■ WORK TO COMPLETE:
Without altering anything, output the material below.

— Start of MATERIAL FOR THIS EXERCISE —

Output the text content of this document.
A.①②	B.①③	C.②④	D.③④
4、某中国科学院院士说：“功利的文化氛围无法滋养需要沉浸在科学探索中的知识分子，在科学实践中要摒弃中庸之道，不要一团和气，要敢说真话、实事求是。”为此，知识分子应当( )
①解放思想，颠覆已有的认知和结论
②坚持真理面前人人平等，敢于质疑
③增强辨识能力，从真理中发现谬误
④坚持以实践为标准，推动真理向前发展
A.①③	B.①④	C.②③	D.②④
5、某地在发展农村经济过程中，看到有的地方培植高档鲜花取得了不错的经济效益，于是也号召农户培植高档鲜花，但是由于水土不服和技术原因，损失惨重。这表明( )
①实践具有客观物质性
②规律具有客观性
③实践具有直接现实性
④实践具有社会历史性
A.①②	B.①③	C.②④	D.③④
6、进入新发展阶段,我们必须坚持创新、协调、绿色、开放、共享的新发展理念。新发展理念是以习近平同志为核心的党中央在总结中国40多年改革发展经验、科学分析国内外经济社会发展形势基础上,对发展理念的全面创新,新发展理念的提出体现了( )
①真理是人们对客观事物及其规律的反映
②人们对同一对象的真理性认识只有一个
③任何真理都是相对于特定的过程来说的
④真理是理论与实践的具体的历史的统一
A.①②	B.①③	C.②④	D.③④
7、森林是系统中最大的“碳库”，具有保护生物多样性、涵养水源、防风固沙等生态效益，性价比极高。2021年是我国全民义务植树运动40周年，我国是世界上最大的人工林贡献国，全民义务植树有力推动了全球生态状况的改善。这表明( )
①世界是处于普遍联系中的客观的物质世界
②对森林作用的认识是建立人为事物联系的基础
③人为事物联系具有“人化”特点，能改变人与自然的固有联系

— End of MATERIAL FOR THIS EXERCISE —

■ SOLUTION TO THIS EXERCISE:
Output the text content of this document.
A.①②	B.①③	C.②④	D.③④
4、某中国科学院院士说：“功利的文化氛围无法滋养需要沉浸在科学探索中的知识分子，在科学实践中要摒弃中庸之道，不要一团和气，要敢说真话、实事求是。”为此，知识分子应当( )
①解放思想，颠覆已有的认知和结论
②坚持真理面前人人平等，敢于质疑
③增强辨识能力，从真理中发现谬误
④坚持以实践为标准，推动真理向前发展
A.①③	B.①④	C.②③	D.②④
5、某地在发展农村经济过程中，看到有的地方培植高档鲜花取得了不错的经济效益，于是也号召农户培植高档鲜花，但是由于水土不服和技术原因，损失惨重。这表明( )
①实践具有客观物质性
②规律具有客观性
③实践具有直接现实性
④实践具有社会历史性
A.①②	B.①③	C.②④	D.③④
6、进入新发展阶段,我们必须坚持创新、协调、绿色、开放、共享的新发展理念。新发展理念是以习近平同志为核心的党中央在总结中国40多年改革发展经验、科学分析国内外经济社会发展形势基础上,对发展理念的全面创新,新发展理念的提出体现了( )
①真理是人们对客观事物及其规律的反映
②人们对同一对象的真理性认识只有一个
③任何真理都是相对于特定的过程来说的
④真理是理论与实践的具体的历史的统一
A.①②	B.①③	C.②④	D.③④
7、森林是系统中最大的“碳库”，具有保护生物多样性、涵养水源、防风固沙等生态效益，性价比极高。2021年是我国全民义务植树运动40周年，我国是世界上最大的人工林贡献国，全民义务植树有力推动了全球生态状况的改善。这表明( )
①世界是处于普遍联系中的客观的物质世界
②对森林作用的认识是建立人为事物联系的基础
③人为事物联系具有“人化”特点，能改变人与自然的固有联系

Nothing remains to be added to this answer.